Task description » Every line that holds the string "ASCII" is to be identified and copied.

[Saved entries]
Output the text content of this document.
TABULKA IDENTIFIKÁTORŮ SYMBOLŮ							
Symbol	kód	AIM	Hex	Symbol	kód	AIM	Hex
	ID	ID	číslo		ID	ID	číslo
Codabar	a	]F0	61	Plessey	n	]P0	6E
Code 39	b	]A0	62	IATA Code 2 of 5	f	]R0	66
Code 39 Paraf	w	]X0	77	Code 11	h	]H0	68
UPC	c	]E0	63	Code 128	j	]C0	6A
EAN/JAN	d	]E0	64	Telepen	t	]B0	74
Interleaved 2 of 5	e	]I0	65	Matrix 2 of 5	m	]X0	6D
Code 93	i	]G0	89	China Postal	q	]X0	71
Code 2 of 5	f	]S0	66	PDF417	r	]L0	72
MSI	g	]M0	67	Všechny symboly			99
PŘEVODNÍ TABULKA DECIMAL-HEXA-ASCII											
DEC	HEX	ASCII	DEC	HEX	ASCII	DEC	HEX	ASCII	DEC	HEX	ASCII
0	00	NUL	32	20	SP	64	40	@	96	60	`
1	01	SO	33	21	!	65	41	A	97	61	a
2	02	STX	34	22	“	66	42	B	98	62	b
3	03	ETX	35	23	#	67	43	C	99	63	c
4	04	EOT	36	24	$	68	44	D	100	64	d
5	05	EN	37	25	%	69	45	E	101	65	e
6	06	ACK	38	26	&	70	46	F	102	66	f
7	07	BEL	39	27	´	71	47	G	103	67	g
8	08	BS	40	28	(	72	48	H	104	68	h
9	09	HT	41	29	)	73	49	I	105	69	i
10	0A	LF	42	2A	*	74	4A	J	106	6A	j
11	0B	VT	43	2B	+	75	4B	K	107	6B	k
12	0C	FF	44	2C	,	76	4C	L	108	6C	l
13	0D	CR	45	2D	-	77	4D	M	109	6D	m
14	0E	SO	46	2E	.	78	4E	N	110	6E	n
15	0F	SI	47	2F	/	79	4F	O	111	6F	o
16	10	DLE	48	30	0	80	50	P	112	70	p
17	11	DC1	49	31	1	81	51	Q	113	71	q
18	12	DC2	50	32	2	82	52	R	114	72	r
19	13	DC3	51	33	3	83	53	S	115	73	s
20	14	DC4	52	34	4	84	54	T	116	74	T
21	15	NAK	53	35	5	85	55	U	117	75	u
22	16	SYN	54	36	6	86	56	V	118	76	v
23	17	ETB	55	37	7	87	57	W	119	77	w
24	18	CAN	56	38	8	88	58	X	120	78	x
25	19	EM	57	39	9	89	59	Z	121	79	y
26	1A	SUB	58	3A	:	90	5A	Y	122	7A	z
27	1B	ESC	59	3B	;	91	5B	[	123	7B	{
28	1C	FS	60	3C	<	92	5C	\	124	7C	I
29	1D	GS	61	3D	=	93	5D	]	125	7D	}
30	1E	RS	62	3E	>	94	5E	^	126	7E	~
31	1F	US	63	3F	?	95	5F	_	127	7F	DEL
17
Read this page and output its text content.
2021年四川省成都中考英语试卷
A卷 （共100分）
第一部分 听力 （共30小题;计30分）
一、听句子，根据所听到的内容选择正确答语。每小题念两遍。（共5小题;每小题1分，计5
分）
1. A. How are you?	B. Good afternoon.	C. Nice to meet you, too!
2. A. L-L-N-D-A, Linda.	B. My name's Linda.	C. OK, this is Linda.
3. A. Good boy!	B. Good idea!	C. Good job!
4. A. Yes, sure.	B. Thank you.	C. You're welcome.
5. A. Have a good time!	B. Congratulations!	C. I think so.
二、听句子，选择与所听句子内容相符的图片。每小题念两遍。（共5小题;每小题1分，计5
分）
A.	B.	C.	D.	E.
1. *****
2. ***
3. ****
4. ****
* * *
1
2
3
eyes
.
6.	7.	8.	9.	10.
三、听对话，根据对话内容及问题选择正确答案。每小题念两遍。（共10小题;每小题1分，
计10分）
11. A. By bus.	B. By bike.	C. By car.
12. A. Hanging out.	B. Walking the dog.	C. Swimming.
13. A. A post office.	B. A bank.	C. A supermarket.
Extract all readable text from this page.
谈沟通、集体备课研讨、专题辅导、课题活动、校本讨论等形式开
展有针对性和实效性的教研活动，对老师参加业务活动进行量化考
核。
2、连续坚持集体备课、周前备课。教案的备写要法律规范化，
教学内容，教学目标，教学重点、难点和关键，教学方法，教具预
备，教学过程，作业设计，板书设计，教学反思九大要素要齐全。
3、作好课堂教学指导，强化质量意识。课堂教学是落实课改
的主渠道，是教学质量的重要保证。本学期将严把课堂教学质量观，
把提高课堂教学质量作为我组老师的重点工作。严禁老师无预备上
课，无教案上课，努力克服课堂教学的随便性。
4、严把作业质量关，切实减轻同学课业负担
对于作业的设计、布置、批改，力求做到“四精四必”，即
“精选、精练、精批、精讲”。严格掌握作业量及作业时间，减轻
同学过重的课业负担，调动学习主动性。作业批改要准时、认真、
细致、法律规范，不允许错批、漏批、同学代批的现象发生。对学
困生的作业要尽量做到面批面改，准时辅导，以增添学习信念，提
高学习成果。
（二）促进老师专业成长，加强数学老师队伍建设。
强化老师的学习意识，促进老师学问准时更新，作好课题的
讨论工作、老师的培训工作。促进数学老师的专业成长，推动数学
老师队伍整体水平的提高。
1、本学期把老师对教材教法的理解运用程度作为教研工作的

Response to the exercise »
PŘEVODNÍ TABULKA DECIMAL-HEXA-ASCII											
DEC	HEX	ASCII	DEC	HEX	ASCII	DEC	HEX	ASCII	DEC	HEX	ASCII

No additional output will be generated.